Repeat the material in full. Keep every line exactly as it is.

• [EXTRACTED MATERIAL]
┌──
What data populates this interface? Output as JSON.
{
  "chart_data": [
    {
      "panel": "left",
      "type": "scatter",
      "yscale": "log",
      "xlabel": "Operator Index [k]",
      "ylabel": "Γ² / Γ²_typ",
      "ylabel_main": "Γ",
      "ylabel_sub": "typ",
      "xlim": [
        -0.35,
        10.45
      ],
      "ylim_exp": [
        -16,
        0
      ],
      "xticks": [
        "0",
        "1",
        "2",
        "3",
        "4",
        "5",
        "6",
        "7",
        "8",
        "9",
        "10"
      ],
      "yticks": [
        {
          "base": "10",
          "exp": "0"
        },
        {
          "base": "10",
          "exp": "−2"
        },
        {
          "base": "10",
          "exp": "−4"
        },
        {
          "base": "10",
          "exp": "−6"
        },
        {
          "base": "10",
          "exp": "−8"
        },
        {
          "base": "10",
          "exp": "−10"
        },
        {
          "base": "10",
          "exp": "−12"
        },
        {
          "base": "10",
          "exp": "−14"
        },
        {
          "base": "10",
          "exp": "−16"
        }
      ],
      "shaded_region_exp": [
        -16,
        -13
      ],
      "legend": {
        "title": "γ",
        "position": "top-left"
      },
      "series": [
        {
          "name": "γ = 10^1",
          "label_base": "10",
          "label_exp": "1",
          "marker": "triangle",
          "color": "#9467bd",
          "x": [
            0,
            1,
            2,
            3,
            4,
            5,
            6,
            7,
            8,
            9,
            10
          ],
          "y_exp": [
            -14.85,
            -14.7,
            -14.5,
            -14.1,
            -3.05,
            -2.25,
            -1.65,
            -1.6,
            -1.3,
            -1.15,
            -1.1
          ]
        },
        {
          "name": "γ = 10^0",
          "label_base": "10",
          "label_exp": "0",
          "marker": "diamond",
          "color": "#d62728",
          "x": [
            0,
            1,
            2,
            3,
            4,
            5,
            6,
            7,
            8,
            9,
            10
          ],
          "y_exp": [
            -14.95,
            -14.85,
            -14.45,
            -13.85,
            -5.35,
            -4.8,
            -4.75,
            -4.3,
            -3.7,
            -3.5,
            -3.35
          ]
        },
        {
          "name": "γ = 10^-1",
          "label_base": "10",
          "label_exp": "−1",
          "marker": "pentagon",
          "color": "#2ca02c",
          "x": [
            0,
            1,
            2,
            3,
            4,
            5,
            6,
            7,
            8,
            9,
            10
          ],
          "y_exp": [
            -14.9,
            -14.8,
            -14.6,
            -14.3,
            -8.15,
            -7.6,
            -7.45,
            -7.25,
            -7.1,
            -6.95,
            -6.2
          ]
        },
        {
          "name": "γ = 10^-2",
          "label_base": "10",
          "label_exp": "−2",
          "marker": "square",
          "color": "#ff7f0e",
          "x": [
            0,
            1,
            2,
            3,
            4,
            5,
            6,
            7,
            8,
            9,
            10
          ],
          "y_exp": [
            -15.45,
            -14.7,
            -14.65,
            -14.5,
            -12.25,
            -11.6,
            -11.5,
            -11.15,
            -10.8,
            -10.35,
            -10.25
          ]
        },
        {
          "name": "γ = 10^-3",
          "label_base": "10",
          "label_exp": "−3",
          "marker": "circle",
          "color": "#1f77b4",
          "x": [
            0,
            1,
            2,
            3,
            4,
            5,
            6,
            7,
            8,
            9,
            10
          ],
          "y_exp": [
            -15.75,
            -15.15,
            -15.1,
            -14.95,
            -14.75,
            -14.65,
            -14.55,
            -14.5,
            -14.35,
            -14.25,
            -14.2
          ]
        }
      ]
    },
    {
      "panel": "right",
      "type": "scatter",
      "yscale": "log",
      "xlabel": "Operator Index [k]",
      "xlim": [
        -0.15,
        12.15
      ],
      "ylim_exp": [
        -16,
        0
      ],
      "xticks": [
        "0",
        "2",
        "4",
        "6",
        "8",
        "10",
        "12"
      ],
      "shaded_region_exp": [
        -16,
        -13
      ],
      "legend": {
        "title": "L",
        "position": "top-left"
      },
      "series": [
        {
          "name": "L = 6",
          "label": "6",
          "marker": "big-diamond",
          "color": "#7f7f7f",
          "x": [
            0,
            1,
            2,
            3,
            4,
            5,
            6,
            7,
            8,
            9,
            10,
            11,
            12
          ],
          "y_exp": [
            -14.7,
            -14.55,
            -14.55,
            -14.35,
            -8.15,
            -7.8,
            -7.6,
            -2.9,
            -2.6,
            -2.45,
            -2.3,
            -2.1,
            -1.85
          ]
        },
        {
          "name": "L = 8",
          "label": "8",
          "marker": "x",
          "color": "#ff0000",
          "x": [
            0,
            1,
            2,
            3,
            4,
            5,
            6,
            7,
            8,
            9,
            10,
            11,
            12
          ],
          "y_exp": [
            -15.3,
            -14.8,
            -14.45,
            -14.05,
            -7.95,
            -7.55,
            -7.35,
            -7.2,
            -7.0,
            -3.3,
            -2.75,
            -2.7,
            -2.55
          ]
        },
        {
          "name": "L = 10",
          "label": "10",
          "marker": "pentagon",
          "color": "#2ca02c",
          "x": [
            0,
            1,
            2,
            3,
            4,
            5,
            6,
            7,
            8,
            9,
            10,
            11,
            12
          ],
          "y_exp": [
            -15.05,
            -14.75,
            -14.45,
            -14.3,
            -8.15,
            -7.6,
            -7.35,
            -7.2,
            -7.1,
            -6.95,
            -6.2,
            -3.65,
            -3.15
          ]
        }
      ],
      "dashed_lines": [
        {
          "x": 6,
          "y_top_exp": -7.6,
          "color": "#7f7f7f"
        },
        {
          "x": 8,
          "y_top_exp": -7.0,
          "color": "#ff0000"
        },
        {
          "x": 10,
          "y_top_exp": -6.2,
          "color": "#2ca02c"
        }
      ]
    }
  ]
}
└──
• [THE OUTPUT]
What data populates this interface? Output as JSON.
{
  "chart_data": [
    {
      "panel": "left",
      "type": "scatter",
      "yscale": "log",
      "xlabel": "Operator Index [k]",
      "ylabel": "Γ² / Γ²_typ",
      "ylabel_main": "Γ",
      "ylabel_sub": "typ",
      "xlim": [
        -0.35,
        10.45
      ],
      "ylim_exp": [
        -16,
        0
      ],
      "xticks": [
        "0",
        "1",
        "2",
        "3",
        "4",
        "5",
        "6",
        "7",
        "8",
        "9",
        "10"
      ],
      "yticks": [
        {
          "base": "10",
          "exp": "0"
        },
        {
          "base": "10",
          "exp": "−2"
        },
        {
          "base": "10",
          "exp": "−4"
        },
        {
          "base": "10",
          "exp": "−6"
        },
        {
          "base": "10",
          "exp": "−8"
        },
        {
          "base": "10",
          "exp": "−10"
        },
        {
          "base": "10",
          "exp": "−12"
        },
        {
          "base": "10",
          "exp": "−14"
        },
        {
          "base": "10",
          "exp": "−16"
        }
      ],
      "shaded_region_exp": [
        -16,
        -13
      ],
      "legend": {
        "title": "γ",
        "position": "top-left"
      },
      "series": [
        {
          "name": "γ = 10^1",
          "label_base": "10",
          "label_exp": "1",
          "marker": "triangle",
          "color": "#9467bd",
          "x": [
            0,
            1,
            2,
            3,
            4,
            5,
            6,
            7,
            8,
            9,
            10
          ],
          "y_exp": [
            -14.85,
            -14.7,
            -14.5,
            -14.1,
            -3.05,
            -2.25,
            -1.65,
            -1.6,
            -1.3,
            -1.15,
            -1.1
          ]
        },
        {
          "name": "γ = 10^0",
          "label_base": "10",
          "label_exp": "0",
          "marker": "diamond",
          "color": "#d62728",
          "x": [
            0,
            1,
            2,
            3,
            4,
            5,
            6,
            7,
            8,
            9,
            10
          ],
          "y_exp": [
            -14.95,
            -14.85,
            -14.45,
            -13.85,
            -5.35,
            -4.8,
            -4.75,
            -4.3,
            -3.7,
            -3.5,
            -3.35
          ]
        },
        {
          "name": "γ = 10^-1",
          "label_base": "10",
          "label_exp": "−1",
          "marker": "pentagon",
          "color": "#2ca02c",
          "x": [
            0,
            1,
            2,
            3,
            4,
            5,
            6,
            7,
            8,
            9,
            10
          ],
          "y_exp": [
            -14.9,
            -14.8,
            -14.6,
            -14.3,
            -8.15,
            -7.6,
            -7.45,
            -7.25,
            -7.1,
            -6.95,
            -6.2
          ]
        },
        {
          "name": "γ = 10^-2",
          "label_base": "10",
          "label_exp": "−2",
          "marker": "square",
          "color": "#ff7f0e",
          "x": [
            0,
            1,
            2,
            3,
            4,
            5,
            6,
            7,
            8,
            9,
            10
          ],
          "y_exp": [
            -15.45,
            -14.7,
            -14.65,
            -14.5,
            -12.25,
            -11.6,
            -11.5,
            -11.15,
            -10.8,
            -10.35,
            -10.25
          ]
        },
        {
          "name": "γ = 10^-3",
          "label_base": "10",
          "label_exp": "−3",
          "marker": "circle",
          "color": "#1f77b4",
          "x": [
            0,
            1,
            2,
            3,
            4,
            5,
            6,
            7,
            8,
            9,
            10
          ],
          "y_exp": [
            -15.75,
            -15.15,
            -15.1,
            -14.95,
            -14.75,
            -14.65,
            -14.55,
            -14.5,
            -14.35,
            -14.25,
            -14.2
          ]
        }
      ]
    },
    {
      "panel": "right",
      "type": "scatter",
      "yscale": "log",
      "xlabel": "Operator Index [k]",
      "xlim": [
        -0.15,
        12.15
      ],
      "ylim_exp": [
        -16,
        0
      ],
      "xticks": [
        "0",
        "2",
        "4",
        "6",
        "8",
        "10",
        "12"
      ],
      "shaded_region_exp": [
        -16,
        -13
      ],
      "legend": {
        "title": "L",
        "position": "top-left"
      },
      "series": [
        {
          "name": "L = 6",
          "label": "6",
          "marker": "big-diamond",
          "color": "#7f7f7f",
          "x": [
            0,
            1,
            2,
            3,
            4,
            5,
            6,
            7,
            8,
            9,
            10,
            11,
            12
          ],
          "y_exp": [
            -14.7,
            -14.55,
            -14.55,
            -14.35,
            -8.15,
            -7.8,
            -7.6,
            -2.9,
            -2.6,
            -2.45,
            -2.3,
            -2.1,
            -1.85
          ]
        },
        {
          "name": "L = 8",
          "label": "8",
          "marker": "x",
          "color": "#ff0000",
          "x": [
            0,
            1,
            2,
            3,
            4,
            5,
            6,
            7,
            8,
            9,
            10,
            11,
            12
          ],
          "y_exp": [
            -15.3,
            -14.8,
            -14.45,
            -14.05,
            -7.95,
            -7.55,
            -7.35,
            -7.2,
            -7.0,
            -3.3,
            -2.75,
            -2.7,
            -2.55
          ]
        },
        {
          "name": "L = 10",
          "label": "10",
          "marker": "pentagon",
          "color": "#2ca02c",
          "x": [
            0,
            1,
            2,
            3,
            4,
            5,
            6,
            7,
            8,
            9,
            10,
            11,
            12
          ],
          "y_exp": [
            -15.05,
            -14.75,
            -14.45,
            -14.3,
            -8.15,
            -7.6,
            -7.35,
            -7.2,
            -7.1,
            -6.95,
            -6.2,
            -3.65,
            -3.15
          ]
        }
      ],
      "dashed_lines": [
        {
          "x": 6,
          "y_top_exp": -7.6,
          "color": "#7f7f7f"
        },
        {
          "x": 8,
          "y_top_exp": -7.0,
          "color": "#ff0000"
        },
        {
          "x": 10,
          "y_top_exp": -6.2,
          "color": "#2ca02c"
        }
      ]
    }
  ]
}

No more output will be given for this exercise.